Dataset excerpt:
________________

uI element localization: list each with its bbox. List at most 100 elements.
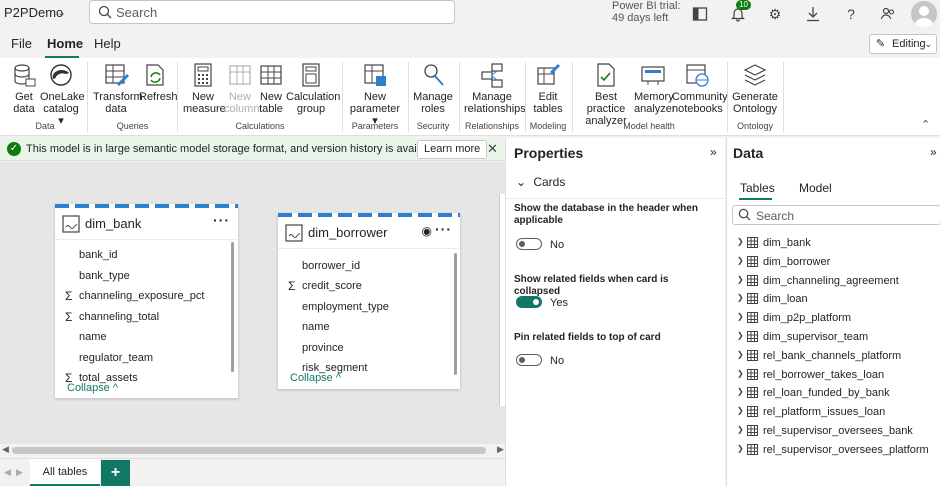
field-row[interactable]: Σchanneling_exposure_pct <box>55 286 238 306</box>
field-row[interactable]: Σcredit_score <box>278 276 460 296</box>
chevron-right-icon[interactable]: ❯ <box>737 444 744 453</box>
avatar[interactable] <box>911 1 937 27</box>
field-row[interactable]: Σchanneling_total <box>55 307 238 327</box>
table-list-item[interactable]: ❯ rel_borrower_takes_loan <box>737 366 937 384</box>
data-search-input[interactable]: Search <box>756 209 794 223</box>
editing-mode-dropdown[interactable]: ✎ Editing ⌄ <box>869 34 937 54</box>
help-icon[interactable]: ? <box>841 4 861 24</box>
table-list-item[interactable]: ❯ rel_supervisor_oversees_platform <box>737 441 937 459</box>
chevron-right-icon[interactable]: ❯ <box>737 256 744 265</box>
table-list-item[interactable]: ❯ rel_loan_funded_by_bank <box>737 384 937 402</box>
manage-relationships-button[interactable]: Manage relationships <box>464 62 526 115</box>
chevron-right-icon[interactable]: ❯ <box>737 406 744 415</box>
table-list-item[interactable]: ❯ dim_channeling_agreement <box>737 272 937 290</box>
scroll-right-icon[interactable]: ▶ <box>497 444 504 455</box>
field-row[interactable]: employment_type <box>278 297 460 317</box>
field-row[interactable]: bank_type <box>55 266 238 286</box>
search-input[interactable]: Search <box>116 5 157 20</box>
chevron-right-icon[interactable]: ❯ <box>737 350 744 359</box>
table-list-item[interactable]: ❯ dim_supervisor_team <box>737 328 937 346</box>
previous-page-icon[interactable]: ◀ <box>4 467 11 478</box>
table-list-item[interactable]: ❯ dim_borrower <box>737 253 937 271</box>
card-scrollbar[interactable] <box>454 253 457 375</box>
field-row[interactable]: bank_id <box>55 245 238 265</box>
toggle-show-database[interactable] <box>516 238 542 250</box>
model-canvas[interactable]: dim_bank ··· bank_id bank_type Σchanneli… <box>0 162 505 444</box>
table-list-item[interactable]: ❯ rel_supervisor_oversees_bank <box>737 422 937 440</box>
chevron-right-icon[interactable]: » <box>710 145 717 159</box>
panel-toggle-icon[interactable] <box>690 4 710 24</box>
table-list-item[interactable]: ❯ dim_loan <box>737 290 937 308</box>
new-table-button[interactable]: New table <box>257 62 285 115</box>
onelake-catalog-button[interactable]: OneLake catalog ▾ <box>40 62 85 127</box>
eye-icon[interactable]: ◉ <box>422 224 432 238</box>
edit-tables-button[interactable]: Edit tables <box>530 62 566 115</box>
more-options-icon[interactable]: ··· <box>213 212 230 228</box>
tab-all-tables[interactable]: All tables <box>30 459 100 486</box>
get-data-button[interactable]: Get data <box>10 62 38 115</box>
field-row[interactable]: province <box>278 338 460 358</box>
search-box[interactable]: Search <box>89 0 455 24</box>
community-notebooks-button[interactable]: Community notebooks <box>672 62 728 115</box>
gear-icon[interactable]: ⚙ <box>765 4 785 24</box>
best-practice-analyzer-button[interactable]: Best practice analyzer <box>578 62 634 127</box>
add-layout-button[interactable]: + <box>101 460 130 486</box>
table-list-item[interactable]: ❯ dim_bank <box>737 234 937 252</box>
table-card-dim-bank[interactable]: dim_bank ··· bank_id bank_type Σchanneli… <box>55 204 238 398</box>
chevron-down-icon[interactable]: ⌄ <box>57 6 66 19</box>
scroll-left-icon[interactable]: ◀ <box>2 444 9 455</box>
generate-ontology-button[interactable]: Generate Ontology <box>732 62 778 115</box>
new-measure-button[interactable]: New measure <box>183 62 226 115</box>
table-card-dim-borrower[interactable]: dim_borrower ◉ ··· borrower_id Σcredit_s… <box>278 213 460 389</box>
collapse-button[interactable]: Collapse ^ <box>67 382 118 394</box>
calculation-group-button[interactable]: Calculation group <box>286 62 340 115</box>
card-header[interactable]: dim_borrower ◉ ··· <box>278 217 460 249</box>
field-row[interactable]: name <box>278 317 460 337</box>
learn-more-button[interactable]: Learn more <box>417 140 488 159</box>
cards-section-header[interactable]: ⌄ Cards <box>516 175 565 189</box>
memory-analyzer-button[interactable]: Memory analyzer <box>634 62 676 115</box>
field-row[interactable]: name <box>55 327 238 347</box>
refresh-button[interactable]: Refresh <box>139 62 178 103</box>
close-icon[interactable]: ✕ <box>487 141 498 157</box>
table-list-item[interactable]: ❯ rel_platform_issues_loan <box>737 403 937 421</box>
tab-help[interactable]: Help <box>94 36 121 51</box>
app-name[interactable]: P2PDemo <box>4 5 63 20</box>
scroll-thumb[interactable] <box>12 447 486 454</box>
ribbon-tabs: File Home Help <box>0 32 940 56</box>
tab-model[interactable]: Model <box>799 181 832 195</box>
chevron-right-icon[interactable]: ❯ <box>737 369 744 378</box>
new-parameter-button[interactable]: New parameter ▾ <box>348 62 402 127</box>
collapse-button[interactable]: Collapse ^ <box>290 372 341 384</box>
table-name: dim_bank <box>763 237 811 249</box>
canvas-horizontal-scrollbar[interactable]: ◀ ▶ <box>0 444 505 458</box>
table-list-item[interactable]: ❯ rel_bank_channels_platform <box>737 347 937 365</box>
next-page-icon[interactable]: ▶ <box>16 467 23 478</box>
field-row[interactable]: regulator_team <box>55 348 238 368</box>
collapse-ribbon-icon[interactable]: ⌃ <box>921 118 930 131</box>
share-people-icon[interactable] <box>878 4 898 24</box>
card-header[interactable]: dim_bank ··· <box>55 208 238 240</box>
data-search-box[interactable]: Search <box>732 205 940 225</box>
field-row[interactable]: borrower_id <box>278 256 460 276</box>
chevron-right-icon[interactable]: ❯ <box>737 387 744 396</box>
chevron-right-icon[interactable]: ❯ <box>737 293 744 302</box>
table-list-item[interactable]: ❯ dim_p2p_platform <box>737 309 937 327</box>
transform-data-button[interactable]: Transform data <box>93 62 143 115</box>
more-options-icon[interactable]: ··· <box>435 221 452 237</box>
chevron-right-icon[interactable]: ❯ <box>737 331 744 340</box>
chevron-right-icon[interactable]: ❯ <box>737 237 744 246</box>
chevron-right-icon[interactable]: ❯ <box>737 312 744 321</box>
toggle-show-related[interactable] <box>516 296 542 308</box>
tab-home[interactable]: Home <box>47 36 83 51</box>
chevron-right-icon[interactable]: » <box>930 145 937 159</box>
manage-roles-button[interactable]: Manage roles <box>413 62 453 115</box>
new-column-button[interactable]: New column <box>224 62 259 115</box>
card-scrollbar[interactable] <box>231 242 234 372</box>
chevron-right-icon[interactable]: ❯ <box>737 425 744 434</box>
chevron-right-icon[interactable]: ❯ <box>737 275 744 284</box>
tab-file[interactable]: File <box>11 36 32 51</box>
tab-tables[interactable]: Tables <box>740 181 775 195</box>
download-icon[interactable] <box>803 4 823 24</box>
toggle-pin-related[interactable] <box>516 354 542 366</box>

________________

OBJECTIVE:
Rewrite the data above with "table-list-item" swapped for "table-entry" everywhere it occurs, changing nothing else. Leave the pictures out of the result.

RESPONSE:
uI element localization: list each with its bbox. List at most 100 elements.
field-row[interactable]: Σchanneling_exposure_pct <box>55 286 238 306</box>
field-row[interactable]: Σcredit_score <box>278 276 460 296</box>
chevron-right-icon[interactable]: ❯ <box>737 444 744 453</box>
avatar[interactable] <box>911 1 937 27</box>
field-row[interactable]: Σchanneling_total <box>55 307 238 327</box>
table-entry[interactable]: ❯ rel_borrower_takes_loan <box>737 366 937 384</box>
data-search-input[interactable]: Search <box>756 209 794 223</box>
editing-mode-dropdown[interactable]: ✎ Editing ⌄ <box>869 34 937 54</box>
help-icon[interactable]: ? <box>841 4 861 24</box>
table-entry[interactable]: ❯ rel_supervisor_oversees_platform <box>737 441 937 459</box>
chevron-right-icon[interactable]: ❯ <box>737 256 744 265</box>
table-entry[interactable]: ❯ rel_loan_funded_by_bank <box>737 384 937 402</box>
manage-relationships-button[interactable]: Manage relationships <box>464 62 526 115</box>
chevron-right-icon[interactable]: ❯ <box>737 406 744 415</box>
table-entry[interactable]: ❯ dim_channeling_agreement <box>737 272 937 290</box>
scroll-right-icon[interactable]: ▶ <box>497 444 504 455</box>
field-row[interactable]: employment_type <box>278 297 460 317</box>
field-row[interactable]: bank_type <box>55 266 238 286</box>
search-input[interactable]: Search <box>116 5 157 20</box>
chevron-right-icon[interactable]: ❯ <box>737 350 744 359</box>
table-entry[interactable]: ❯ dim_supervisor_team <box>737 328 937 346</box>
previous-page-icon[interactable]: ◀ <box>4 467 11 478</box>
table-entry[interactable]: ❯ dim_borrower <box>737 253 937 271</box>
card-scrollbar[interactable] <box>454 253 457 375</box>
field-row[interactable]: bank_id <box>55 245 238 265</box>
toggle-show-database[interactable] <box>516 238 542 250</box>
model-canvas[interactable]: dim_bank ··· bank_id bank_type Σchanneli… <box>0 162 505 444</box>
table-entry[interactable]: ❯ rel_supervisor_oversees_bank <box>737 422 937 440</box>
chevron-right-icon[interactable]: » <box>710 145 717 159</box>
panel-toggle-icon[interactable] <box>690 4 710 24</box>
table-entry[interactable]: ❯ dim_loan <box>737 290 937 308</box>
new-table-button[interactable]: New table <box>257 62 285 115</box>
onelake-catalog-button[interactable]: OneLake catalog ▾ <box>40 62 85 127</box>
eye-icon[interactable]: ◉ <box>422 224 432 238</box>
edit-tables-button[interactable]: Edit tables <box>530 62 566 115</box>
more-options-icon[interactable]: ··· <box>213 212 230 228</box>
tab-all-tables[interactable]: All tables <box>30 459 100 486</box>
get-data-button[interactable]: Get data <box>10 62 38 115</box>
field-row[interactable]: province <box>278 338 460 358</box>
search-box[interactable]: Search <box>89 0 455 24</box>
community-notebooks-button[interactable]: Community notebooks <box>672 62 728 115</box>
gear-icon[interactable]: ⚙ <box>765 4 785 24</box>
best-practice-analyzer-button[interactable]: Best practice analyzer <box>578 62 634 127</box>
add-layout-button[interactable]: + <box>101 460 130 486</box>
table-entry[interactable]: ❯ dim_bank <box>737 234 937 252</box>
table-card-dim-bank[interactable]: dim_bank ··· bank_id bank_type Σchanneli… <box>55 204 238 398</box>
chevron-down-icon[interactable]: ⌄ <box>57 6 66 19</box>
scroll-left-icon[interactable]: ◀ <box>2 444 9 455</box>
generate-ontology-button[interactable]: Generate Ontology <box>732 62 778 115</box>
new-measure-button[interactable]: New measure <box>183 62 226 115</box>
table-card-dim-borrower[interactable]: dim_borrower ◉ ··· borrower_id Σcredit_s… <box>278 213 460 389</box>
collapse-button[interactable]: Collapse ^ <box>67 382 118 394</box>
calculation-group-button[interactable]: Calculation group <box>286 62 340 115</box>
card-header[interactable]: dim_borrower ◉ ··· <box>278 217 460 249</box>
field-row[interactable]: name <box>278 317 460 337</box>
learn-more-button[interactable]: Learn more <box>417 140 488 159</box>
cards-section-header[interactable]: ⌄ Cards <box>516 175 565 189</box>
memory-analyzer-button[interactable]: Memory analyzer <box>634 62 676 115</box>
field-row[interactable]: name <box>55 327 238 347</box>
refresh-button[interactable]: Refresh <box>139 62 178 103</box>
close-icon[interactable]: ✕ <box>487 141 498 157</box>
table-entry[interactable]: ❯ rel_platform_issues_loan <box>737 403 937 421</box>
tab-help[interactable]: Help <box>94 36 121 51</box>
app-name[interactable]: P2PDemo <box>4 5 63 20</box>
scroll-thumb[interactable] <box>12 447 486 454</box>
ribbon-tabs: File Home Help <box>0 32 940 56</box>
tab-model[interactable]: Model <box>799 181 832 195</box>
chevron-right-icon[interactable]: ❯ <box>737 369 744 378</box>
new-parameter-button[interactable]: New parameter ▾ <box>348 62 402 127</box>
collapse-button[interactable]: Collapse ^ <box>290 372 341 384</box>
table-name: dim_bank <box>763 237 811 249</box>
canvas-horizontal-scrollbar[interactable]: ◀ ▶ <box>0 444 505 458</box>
table-entry[interactable]: ❯ rel_bank_channels_platform <box>737 347 937 365</box>
next-page-icon[interactable]: ▶ <box>16 467 23 478</box>
field-row[interactable]: regulator_team <box>55 348 238 368</box>
collapse-ribbon-icon[interactable]: ⌃ <box>921 118 930 131</box>
share-people-icon[interactable] <box>878 4 898 24</box>
card-header[interactable]: dim_bank ··· <box>55 208 238 240</box>
data-search-box[interactable]: Search <box>732 205 940 225</box>
field-row[interactable]: borrower_id <box>278 256 460 276</box>
chevron-right-icon[interactable]: ❯ <box>737 387 744 396</box>
chevron-right-icon[interactable]: ❯ <box>737 293 744 302</box>
table-entry[interactable]: ❯ dim_p2p_platform <box>737 309 937 327</box>
transform-data-button[interactable]: Transform data <box>93 62 143 115</box>
more-options-icon[interactable]: ··· <box>435 221 452 237</box>
chevron-right-icon[interactable]: ❯ <box>737 331 744 340</box>
chevron-right-icon[interactable]: ❯ <box>737 237 744 246</box>
chevron-right-icon[interactable]: ❯ <box>737 312 744 321</box>
toggle-show-related[interactable] <box>516 296 542 308</box>
tab-home[interactable]: Home <box>47 36 83 51</box>
chevron-right-icon[interactable]: » <box>930 145 937 159</box>
manage-roles-button[interactable]: Manage roles <box>413 62 453 115</box>
new-column-button[interactable]: New column <box>224 62 259 115</box>
card-scrollbar[interactable] <box>231 242 234 372</box>
chevron-right-icon[interactable]: ❯ <box>737 425 744 434</box>
chevron-right-icon[interactable]: ❯ <box>737 275 744 284</box>
tab-file[interactable]: File <box>11 36 32 51</box>
tab-tables[interactable]: Tables <box>740 181 775 195</box>
download-icon[interactable] <box>803 4 823 24</box>
toggle-pin-related[interactable] <box>516 354 542 366</box>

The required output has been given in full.